* Dataset records
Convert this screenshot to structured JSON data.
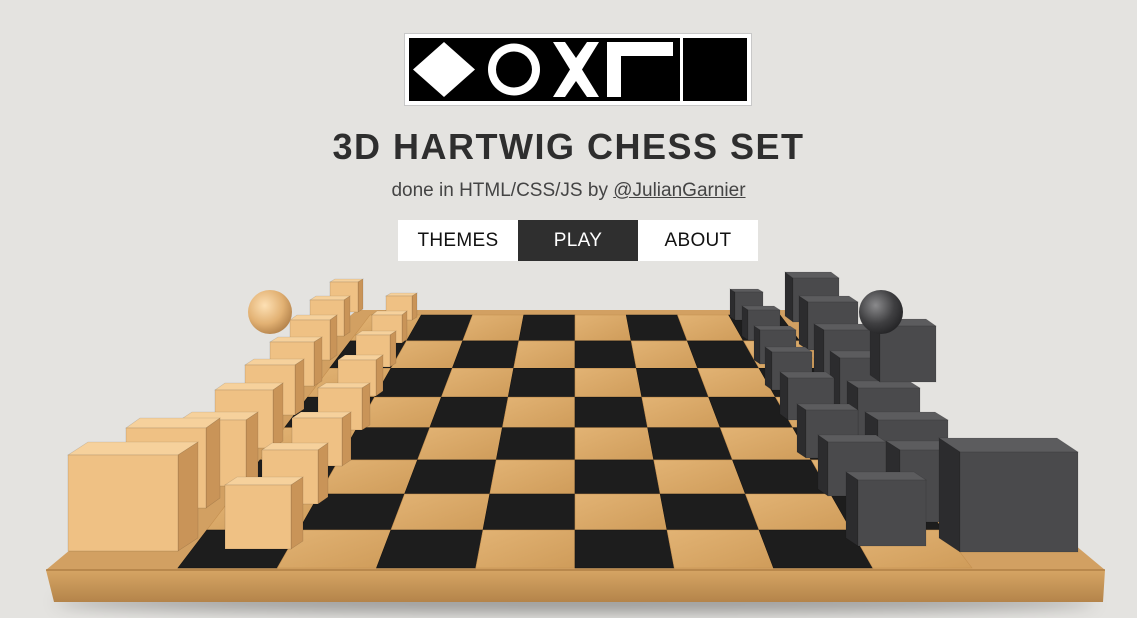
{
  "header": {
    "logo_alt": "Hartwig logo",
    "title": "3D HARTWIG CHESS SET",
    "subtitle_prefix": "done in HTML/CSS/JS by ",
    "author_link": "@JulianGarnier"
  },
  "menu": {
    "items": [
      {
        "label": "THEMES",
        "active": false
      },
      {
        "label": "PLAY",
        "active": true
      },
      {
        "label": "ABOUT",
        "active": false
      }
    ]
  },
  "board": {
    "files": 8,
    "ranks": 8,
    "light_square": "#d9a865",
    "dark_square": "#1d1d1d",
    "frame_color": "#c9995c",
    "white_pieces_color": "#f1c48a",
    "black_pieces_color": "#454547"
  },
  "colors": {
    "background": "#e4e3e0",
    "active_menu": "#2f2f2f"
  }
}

...

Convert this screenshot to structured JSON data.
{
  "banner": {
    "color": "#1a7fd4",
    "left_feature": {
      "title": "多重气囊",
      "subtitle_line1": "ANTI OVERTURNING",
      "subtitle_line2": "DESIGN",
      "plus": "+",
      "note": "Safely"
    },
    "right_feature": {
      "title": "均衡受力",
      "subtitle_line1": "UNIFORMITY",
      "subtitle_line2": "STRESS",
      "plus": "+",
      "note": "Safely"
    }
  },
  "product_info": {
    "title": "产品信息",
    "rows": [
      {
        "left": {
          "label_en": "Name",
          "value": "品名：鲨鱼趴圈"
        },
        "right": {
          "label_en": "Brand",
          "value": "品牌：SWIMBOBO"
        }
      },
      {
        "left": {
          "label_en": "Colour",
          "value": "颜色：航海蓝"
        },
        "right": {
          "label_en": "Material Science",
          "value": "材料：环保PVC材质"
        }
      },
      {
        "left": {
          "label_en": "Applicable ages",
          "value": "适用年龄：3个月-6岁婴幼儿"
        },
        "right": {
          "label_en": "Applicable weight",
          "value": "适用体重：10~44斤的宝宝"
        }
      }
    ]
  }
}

--

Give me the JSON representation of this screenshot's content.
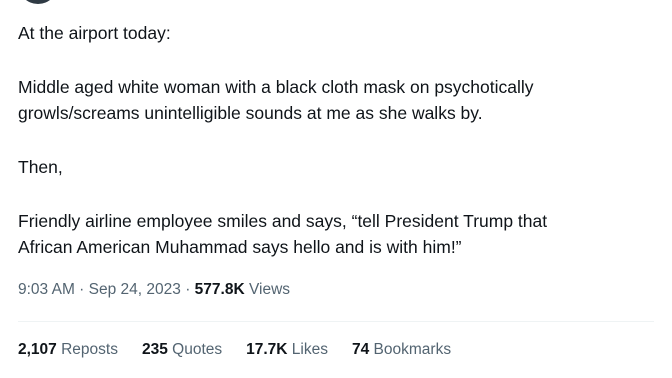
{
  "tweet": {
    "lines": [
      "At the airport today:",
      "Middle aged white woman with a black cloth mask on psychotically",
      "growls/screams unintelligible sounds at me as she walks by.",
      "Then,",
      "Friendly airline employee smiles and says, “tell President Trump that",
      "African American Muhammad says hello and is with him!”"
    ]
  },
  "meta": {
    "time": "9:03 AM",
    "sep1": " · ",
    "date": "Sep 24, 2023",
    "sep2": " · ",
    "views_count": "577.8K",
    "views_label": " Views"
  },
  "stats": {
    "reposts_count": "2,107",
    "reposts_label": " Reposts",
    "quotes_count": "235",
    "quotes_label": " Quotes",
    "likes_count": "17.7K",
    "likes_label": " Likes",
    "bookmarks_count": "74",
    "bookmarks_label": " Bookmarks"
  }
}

* Exercise task
Determine how many lines of the entries above carry the string "value", and give that number alone.

* Problem solution
6